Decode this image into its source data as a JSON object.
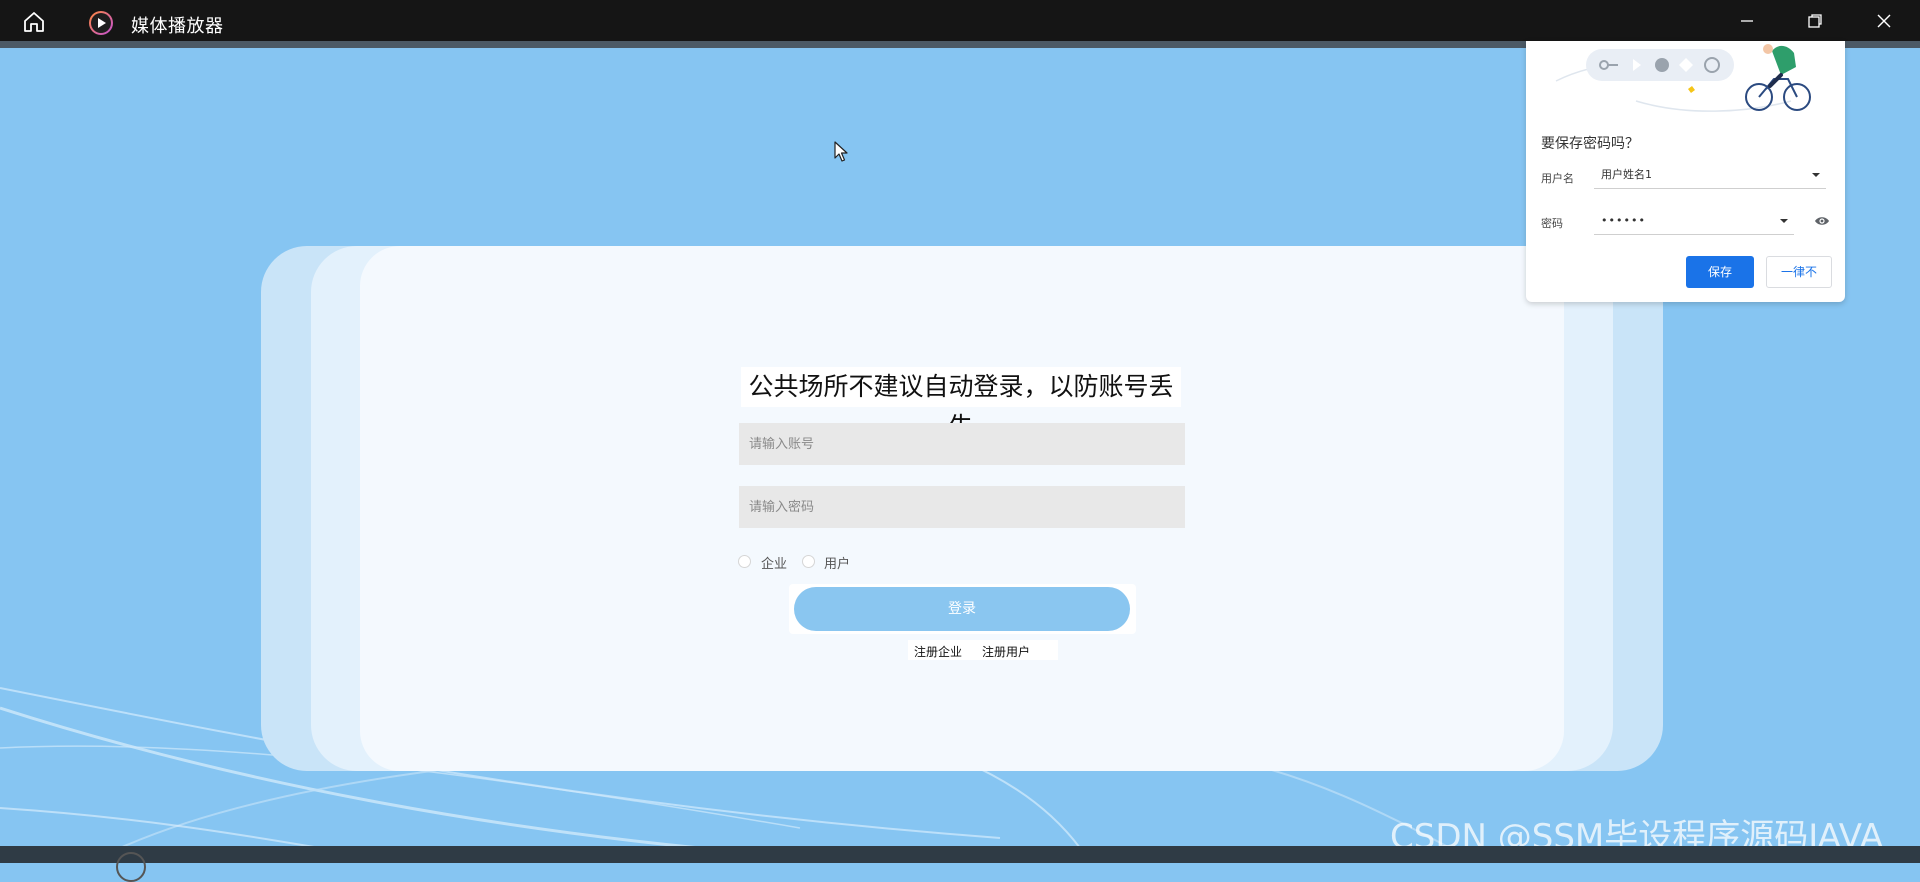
{
  "window": {
    "title": "媒体播放器",
    "home_icon": "home-icon",
    "app_icon": "media-player-icon",
    "minimize_icon": "minimize-icon",
    "maximize_icon": "restore-icon",
    "close_icon": "close-icon"
  },
  "login": {
    "notice": "公共场所不建议自动登录，以防账号丢失",
    "account_placeholder": "请输入账号",
    "password_placeholder": "请输入密码",
    "roles": [
      {
        "label": "企业",
        "checked": false
      },
      {
        "label": "用户",
        "checked": false
      }
    ],
    "login_button": "登录",
    "links": [
      "注册企业",
      "注册用户"
    ]
  },
  "save_password_popup": {
    "heading": "要保存密码吗？",
    "username_label": "用户名",
    "username_value": "用户姓名1",
    "password_label": "密码",
    "password_value": "••••••",
    "save_button": "保存",
    "never_button": "一律不",
    "eye_icon": "eye-icon",
    "illustration": "password-key-bicycle-illustration"
  },
  "watermark": "CSDN @SSM毕设程序源码JAVA",
  "colors": {
    "background": "#86c5f2",
    "titlebar": "#151515",
    "login_button": "#8ac6f0",
    "primary_blue": "#1a73e8"
  }
}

## Aim of the task
Go through the records. Copy each line where "icon" appears.

## Final answer
    "home_icon": "home-icon",
    "app_icon": "media-player-icon",
    "minimize_icon": "minimize-icon",
    "maximize_icon": "restore-icon",
    "close_icon": "close-icon"
    "eye_icon": "eye-icon",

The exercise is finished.